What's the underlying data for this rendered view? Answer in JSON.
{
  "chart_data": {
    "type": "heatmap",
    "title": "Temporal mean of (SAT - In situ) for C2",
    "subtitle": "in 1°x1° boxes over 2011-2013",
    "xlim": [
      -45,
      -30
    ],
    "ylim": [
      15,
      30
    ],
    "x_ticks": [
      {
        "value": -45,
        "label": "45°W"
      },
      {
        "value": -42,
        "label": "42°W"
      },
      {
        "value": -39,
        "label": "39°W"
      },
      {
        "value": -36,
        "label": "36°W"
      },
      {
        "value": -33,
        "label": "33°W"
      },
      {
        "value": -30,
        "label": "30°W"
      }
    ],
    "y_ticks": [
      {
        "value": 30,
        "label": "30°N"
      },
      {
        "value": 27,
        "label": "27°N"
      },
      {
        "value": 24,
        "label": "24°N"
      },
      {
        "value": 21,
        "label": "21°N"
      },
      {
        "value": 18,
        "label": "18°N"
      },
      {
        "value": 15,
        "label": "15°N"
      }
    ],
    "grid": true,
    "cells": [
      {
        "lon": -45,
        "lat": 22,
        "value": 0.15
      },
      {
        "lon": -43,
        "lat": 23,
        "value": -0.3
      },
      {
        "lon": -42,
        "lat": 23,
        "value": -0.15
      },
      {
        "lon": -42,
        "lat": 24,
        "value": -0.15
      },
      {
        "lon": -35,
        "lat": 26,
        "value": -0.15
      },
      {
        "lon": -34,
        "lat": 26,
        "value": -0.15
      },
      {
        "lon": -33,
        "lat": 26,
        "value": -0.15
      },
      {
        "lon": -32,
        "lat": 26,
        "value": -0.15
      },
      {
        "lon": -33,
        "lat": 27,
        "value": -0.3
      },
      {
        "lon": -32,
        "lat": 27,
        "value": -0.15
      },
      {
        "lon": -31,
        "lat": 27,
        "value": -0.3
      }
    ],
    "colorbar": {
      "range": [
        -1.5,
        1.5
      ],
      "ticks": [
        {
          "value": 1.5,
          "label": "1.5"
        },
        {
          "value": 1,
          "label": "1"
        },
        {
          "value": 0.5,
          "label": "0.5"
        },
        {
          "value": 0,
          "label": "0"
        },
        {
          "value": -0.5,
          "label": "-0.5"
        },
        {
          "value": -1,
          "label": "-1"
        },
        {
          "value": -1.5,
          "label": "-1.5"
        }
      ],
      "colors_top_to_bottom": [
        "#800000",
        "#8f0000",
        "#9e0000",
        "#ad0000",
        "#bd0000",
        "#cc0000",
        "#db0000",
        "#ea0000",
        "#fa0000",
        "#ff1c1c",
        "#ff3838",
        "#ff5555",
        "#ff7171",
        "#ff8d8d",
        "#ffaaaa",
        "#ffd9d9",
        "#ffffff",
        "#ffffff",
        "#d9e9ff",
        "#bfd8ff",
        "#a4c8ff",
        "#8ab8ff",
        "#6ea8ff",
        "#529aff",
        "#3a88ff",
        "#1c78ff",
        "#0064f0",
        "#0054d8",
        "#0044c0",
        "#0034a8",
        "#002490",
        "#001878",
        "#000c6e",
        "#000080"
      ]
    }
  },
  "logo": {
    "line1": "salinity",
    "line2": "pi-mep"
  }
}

- - - - - - -

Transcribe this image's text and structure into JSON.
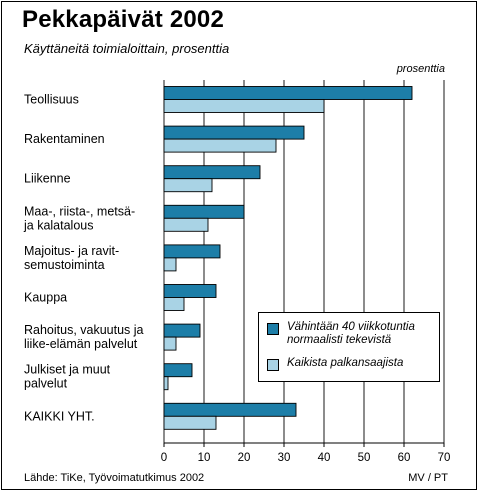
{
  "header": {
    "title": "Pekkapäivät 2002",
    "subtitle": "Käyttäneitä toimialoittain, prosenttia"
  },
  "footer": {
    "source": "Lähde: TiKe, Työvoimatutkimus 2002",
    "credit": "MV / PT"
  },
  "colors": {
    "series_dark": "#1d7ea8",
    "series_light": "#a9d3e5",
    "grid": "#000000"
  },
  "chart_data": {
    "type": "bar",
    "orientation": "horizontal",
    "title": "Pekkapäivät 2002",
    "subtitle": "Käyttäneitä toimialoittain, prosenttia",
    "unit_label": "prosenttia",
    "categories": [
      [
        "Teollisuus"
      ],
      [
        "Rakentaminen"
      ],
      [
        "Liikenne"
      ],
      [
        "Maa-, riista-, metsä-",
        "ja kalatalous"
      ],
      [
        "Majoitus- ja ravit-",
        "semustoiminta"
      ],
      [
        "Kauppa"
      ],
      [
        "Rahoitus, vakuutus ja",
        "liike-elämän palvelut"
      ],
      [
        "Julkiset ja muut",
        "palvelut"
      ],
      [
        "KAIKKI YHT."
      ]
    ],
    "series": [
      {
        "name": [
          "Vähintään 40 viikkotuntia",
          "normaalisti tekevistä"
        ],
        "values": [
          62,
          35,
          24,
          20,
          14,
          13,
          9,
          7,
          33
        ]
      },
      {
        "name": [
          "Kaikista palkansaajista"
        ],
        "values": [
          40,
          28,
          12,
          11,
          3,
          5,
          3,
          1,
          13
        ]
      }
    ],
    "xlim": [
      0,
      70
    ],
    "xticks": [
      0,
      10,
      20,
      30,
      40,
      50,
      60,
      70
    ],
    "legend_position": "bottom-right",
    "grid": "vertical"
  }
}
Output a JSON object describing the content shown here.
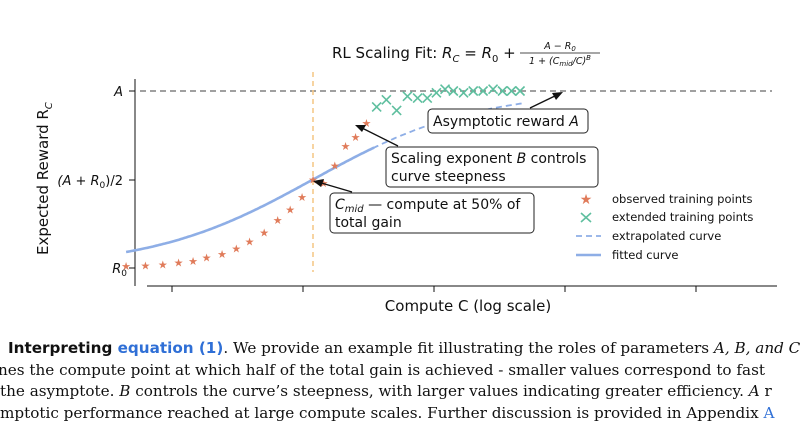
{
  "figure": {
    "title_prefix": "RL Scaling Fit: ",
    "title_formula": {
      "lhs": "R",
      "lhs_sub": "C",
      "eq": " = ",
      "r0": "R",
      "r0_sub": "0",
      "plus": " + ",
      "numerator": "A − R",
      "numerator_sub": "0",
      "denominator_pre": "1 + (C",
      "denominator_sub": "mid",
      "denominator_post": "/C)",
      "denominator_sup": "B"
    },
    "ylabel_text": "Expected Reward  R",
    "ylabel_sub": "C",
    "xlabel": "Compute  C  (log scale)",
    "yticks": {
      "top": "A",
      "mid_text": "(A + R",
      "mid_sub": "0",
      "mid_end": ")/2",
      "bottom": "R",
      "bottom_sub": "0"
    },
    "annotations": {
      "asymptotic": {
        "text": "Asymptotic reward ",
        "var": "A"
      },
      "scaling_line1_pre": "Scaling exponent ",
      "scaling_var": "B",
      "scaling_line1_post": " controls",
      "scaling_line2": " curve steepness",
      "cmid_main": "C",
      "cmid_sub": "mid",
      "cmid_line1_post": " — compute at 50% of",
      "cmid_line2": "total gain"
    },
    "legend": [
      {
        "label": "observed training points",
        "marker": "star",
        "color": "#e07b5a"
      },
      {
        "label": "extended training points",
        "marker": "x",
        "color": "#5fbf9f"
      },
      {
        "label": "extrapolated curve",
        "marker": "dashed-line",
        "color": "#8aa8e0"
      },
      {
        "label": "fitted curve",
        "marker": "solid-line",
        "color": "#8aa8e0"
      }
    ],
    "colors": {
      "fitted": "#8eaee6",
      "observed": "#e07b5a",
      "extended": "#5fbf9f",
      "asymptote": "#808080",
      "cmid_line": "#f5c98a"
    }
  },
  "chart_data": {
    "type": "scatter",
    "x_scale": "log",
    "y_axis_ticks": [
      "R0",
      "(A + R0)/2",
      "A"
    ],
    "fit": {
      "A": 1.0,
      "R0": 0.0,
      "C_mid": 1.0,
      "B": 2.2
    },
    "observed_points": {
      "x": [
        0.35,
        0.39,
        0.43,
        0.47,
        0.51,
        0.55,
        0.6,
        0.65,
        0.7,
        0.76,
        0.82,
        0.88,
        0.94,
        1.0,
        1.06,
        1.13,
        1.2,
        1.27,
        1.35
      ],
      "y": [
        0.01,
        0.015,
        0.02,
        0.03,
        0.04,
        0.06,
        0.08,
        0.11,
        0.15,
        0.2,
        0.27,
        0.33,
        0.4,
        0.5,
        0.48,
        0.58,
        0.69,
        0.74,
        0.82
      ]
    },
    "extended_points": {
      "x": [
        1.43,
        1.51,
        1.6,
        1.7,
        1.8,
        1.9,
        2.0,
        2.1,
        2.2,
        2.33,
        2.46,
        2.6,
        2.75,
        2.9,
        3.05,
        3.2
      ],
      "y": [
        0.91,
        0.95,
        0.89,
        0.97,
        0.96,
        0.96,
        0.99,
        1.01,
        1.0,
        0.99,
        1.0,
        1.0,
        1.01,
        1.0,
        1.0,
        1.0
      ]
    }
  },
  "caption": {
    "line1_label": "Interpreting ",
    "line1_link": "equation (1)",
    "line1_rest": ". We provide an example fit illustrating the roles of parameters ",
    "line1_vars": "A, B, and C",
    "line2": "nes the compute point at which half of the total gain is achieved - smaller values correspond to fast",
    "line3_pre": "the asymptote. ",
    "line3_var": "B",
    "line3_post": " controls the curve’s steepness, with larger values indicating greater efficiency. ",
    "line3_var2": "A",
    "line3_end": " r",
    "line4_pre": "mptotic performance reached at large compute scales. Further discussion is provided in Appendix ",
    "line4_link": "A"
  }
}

- - - - - - -

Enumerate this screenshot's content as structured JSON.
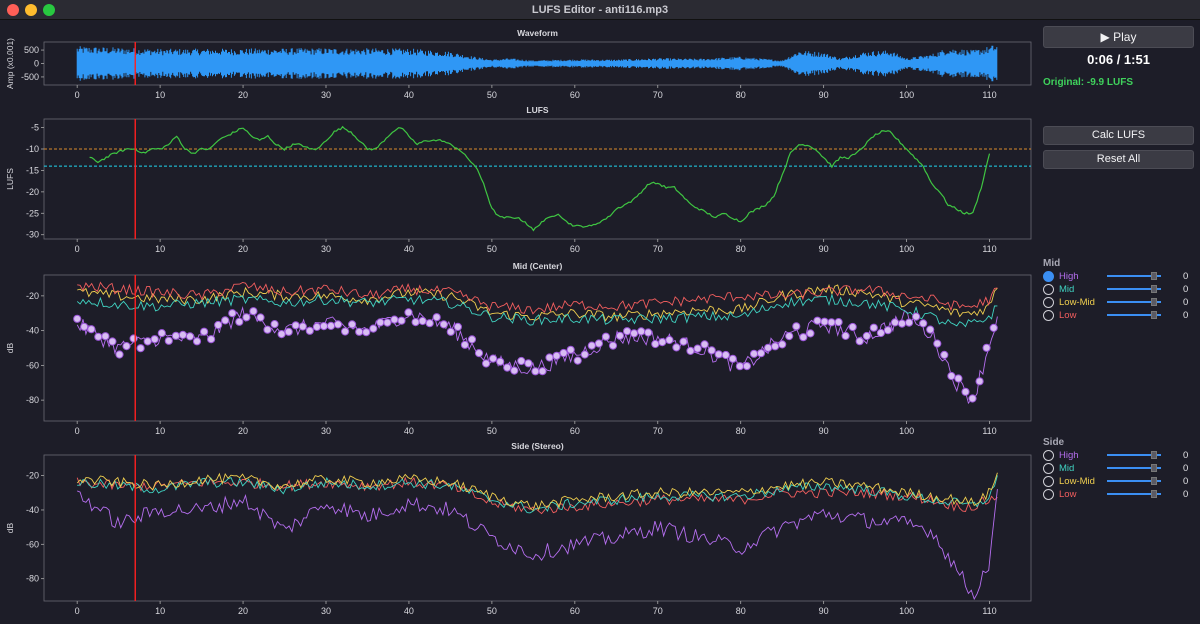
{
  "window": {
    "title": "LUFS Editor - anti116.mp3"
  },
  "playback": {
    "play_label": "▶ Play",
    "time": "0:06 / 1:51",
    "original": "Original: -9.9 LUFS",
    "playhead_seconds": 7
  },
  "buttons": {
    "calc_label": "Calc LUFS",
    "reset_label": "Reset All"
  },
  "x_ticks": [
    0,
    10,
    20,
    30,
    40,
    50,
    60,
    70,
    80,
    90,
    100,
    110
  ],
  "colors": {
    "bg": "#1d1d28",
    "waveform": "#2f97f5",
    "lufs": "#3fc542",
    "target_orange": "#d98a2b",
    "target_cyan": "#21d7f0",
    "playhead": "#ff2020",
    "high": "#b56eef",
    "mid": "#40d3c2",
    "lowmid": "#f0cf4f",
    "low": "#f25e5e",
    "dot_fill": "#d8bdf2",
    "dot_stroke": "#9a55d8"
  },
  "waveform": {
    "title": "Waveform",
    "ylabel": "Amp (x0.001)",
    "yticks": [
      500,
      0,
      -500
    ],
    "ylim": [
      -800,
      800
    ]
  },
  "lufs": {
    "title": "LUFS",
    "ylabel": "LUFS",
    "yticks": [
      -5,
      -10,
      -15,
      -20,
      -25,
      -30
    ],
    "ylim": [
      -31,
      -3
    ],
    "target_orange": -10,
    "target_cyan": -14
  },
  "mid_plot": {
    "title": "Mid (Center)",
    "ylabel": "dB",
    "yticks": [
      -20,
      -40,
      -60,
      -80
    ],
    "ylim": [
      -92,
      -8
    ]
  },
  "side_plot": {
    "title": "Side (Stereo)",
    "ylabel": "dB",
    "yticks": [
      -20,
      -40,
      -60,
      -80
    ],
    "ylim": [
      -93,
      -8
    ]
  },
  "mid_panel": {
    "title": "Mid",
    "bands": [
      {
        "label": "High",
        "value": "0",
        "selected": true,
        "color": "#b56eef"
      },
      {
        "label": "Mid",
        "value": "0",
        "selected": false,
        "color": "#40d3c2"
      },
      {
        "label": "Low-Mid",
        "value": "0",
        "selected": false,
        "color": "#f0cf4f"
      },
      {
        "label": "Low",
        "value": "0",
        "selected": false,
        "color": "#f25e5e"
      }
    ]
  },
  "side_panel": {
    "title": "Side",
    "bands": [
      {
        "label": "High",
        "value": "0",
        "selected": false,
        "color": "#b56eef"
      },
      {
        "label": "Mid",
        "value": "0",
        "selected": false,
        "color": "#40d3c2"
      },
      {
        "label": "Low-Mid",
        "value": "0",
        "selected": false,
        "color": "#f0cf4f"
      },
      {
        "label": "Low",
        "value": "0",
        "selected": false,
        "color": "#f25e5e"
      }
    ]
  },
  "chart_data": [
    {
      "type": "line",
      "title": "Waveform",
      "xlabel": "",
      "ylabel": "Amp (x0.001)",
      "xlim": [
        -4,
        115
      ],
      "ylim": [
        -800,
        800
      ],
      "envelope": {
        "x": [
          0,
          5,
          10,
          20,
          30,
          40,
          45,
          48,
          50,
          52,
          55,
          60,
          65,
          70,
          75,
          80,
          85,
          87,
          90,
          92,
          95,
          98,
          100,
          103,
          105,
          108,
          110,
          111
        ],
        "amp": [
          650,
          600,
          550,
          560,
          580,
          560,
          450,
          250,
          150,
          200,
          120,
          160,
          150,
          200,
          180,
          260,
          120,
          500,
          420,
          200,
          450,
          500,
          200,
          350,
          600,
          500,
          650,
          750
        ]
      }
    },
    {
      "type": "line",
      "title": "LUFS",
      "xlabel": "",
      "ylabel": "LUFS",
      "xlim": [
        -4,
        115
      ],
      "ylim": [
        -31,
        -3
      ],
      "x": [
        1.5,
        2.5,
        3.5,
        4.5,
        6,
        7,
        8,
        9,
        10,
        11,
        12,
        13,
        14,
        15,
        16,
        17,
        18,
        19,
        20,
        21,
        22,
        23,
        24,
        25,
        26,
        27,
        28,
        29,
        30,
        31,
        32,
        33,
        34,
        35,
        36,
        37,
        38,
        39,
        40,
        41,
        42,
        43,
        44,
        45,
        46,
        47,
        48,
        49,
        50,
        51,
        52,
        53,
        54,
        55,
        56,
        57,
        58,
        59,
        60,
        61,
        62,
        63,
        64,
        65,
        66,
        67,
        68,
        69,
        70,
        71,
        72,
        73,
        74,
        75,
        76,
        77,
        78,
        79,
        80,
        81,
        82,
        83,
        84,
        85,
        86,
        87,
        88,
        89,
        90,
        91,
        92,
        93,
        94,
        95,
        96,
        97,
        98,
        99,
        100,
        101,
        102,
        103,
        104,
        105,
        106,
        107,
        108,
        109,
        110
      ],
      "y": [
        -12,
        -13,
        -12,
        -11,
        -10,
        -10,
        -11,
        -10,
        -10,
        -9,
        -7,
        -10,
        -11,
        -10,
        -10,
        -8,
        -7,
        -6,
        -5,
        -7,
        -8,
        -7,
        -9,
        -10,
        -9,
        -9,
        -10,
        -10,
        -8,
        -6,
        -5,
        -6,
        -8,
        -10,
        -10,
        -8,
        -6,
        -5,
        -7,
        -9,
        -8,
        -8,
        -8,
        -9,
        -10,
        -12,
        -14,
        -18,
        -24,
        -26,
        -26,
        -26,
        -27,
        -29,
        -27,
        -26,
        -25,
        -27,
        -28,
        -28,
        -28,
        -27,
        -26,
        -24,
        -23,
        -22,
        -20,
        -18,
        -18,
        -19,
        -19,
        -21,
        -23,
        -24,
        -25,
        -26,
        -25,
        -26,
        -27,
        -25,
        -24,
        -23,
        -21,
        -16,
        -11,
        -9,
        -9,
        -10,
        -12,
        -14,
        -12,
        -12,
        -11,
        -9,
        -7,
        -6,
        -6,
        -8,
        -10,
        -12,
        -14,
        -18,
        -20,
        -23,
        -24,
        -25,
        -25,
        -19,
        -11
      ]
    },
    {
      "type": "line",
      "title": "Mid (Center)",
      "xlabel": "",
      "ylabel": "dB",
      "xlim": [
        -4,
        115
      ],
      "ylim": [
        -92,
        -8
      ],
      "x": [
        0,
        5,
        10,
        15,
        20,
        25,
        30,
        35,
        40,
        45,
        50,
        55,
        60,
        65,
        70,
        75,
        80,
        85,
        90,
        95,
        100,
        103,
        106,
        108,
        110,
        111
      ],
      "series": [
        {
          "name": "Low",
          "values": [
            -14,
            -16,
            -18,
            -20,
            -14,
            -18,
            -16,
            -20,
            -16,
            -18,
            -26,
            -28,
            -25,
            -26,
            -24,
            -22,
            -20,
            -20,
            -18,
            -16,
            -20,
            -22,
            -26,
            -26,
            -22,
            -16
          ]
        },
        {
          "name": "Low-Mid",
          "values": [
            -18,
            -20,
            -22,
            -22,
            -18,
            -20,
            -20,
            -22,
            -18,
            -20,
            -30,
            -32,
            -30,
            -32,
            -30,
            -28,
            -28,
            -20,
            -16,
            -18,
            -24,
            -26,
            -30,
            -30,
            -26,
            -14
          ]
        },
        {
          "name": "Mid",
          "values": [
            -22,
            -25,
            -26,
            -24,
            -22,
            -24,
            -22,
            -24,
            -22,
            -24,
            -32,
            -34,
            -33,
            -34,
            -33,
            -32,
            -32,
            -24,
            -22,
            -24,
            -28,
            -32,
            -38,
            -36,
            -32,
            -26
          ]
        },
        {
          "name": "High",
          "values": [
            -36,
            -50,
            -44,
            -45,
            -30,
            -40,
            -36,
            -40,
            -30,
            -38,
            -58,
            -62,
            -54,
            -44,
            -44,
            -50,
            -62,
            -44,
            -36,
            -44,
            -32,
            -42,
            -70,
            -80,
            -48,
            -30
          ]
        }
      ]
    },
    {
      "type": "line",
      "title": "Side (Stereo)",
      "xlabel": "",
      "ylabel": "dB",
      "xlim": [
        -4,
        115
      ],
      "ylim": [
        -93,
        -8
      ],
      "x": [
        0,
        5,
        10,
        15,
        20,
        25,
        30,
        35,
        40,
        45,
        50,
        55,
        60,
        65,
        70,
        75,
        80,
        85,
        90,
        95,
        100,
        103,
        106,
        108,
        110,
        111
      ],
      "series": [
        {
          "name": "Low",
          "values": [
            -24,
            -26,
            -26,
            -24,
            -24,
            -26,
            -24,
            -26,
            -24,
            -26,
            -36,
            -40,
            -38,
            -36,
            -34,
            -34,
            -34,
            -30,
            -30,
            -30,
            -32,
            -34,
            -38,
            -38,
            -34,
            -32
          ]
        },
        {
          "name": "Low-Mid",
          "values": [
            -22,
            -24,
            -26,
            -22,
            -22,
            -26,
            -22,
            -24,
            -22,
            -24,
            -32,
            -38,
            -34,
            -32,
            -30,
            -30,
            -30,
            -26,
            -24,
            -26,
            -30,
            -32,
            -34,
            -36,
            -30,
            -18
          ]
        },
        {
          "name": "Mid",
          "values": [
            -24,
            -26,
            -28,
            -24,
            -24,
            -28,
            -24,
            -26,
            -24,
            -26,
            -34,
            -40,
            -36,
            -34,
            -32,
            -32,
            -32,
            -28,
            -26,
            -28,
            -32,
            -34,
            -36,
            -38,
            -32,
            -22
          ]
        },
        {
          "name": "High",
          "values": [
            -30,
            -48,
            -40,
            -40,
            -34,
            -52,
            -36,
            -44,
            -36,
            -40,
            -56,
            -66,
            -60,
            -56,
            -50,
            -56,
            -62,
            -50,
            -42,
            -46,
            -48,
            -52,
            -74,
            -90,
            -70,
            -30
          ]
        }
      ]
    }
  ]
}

- - - - - - -

> _Exercise goal_:
From the entries above, copy each line holding "gain".

> _Final result_:
      "cmid_line2": "total gain"
    "line2": "nes the compute point at which half of the total gain is achieved - smaller values correspond to fast",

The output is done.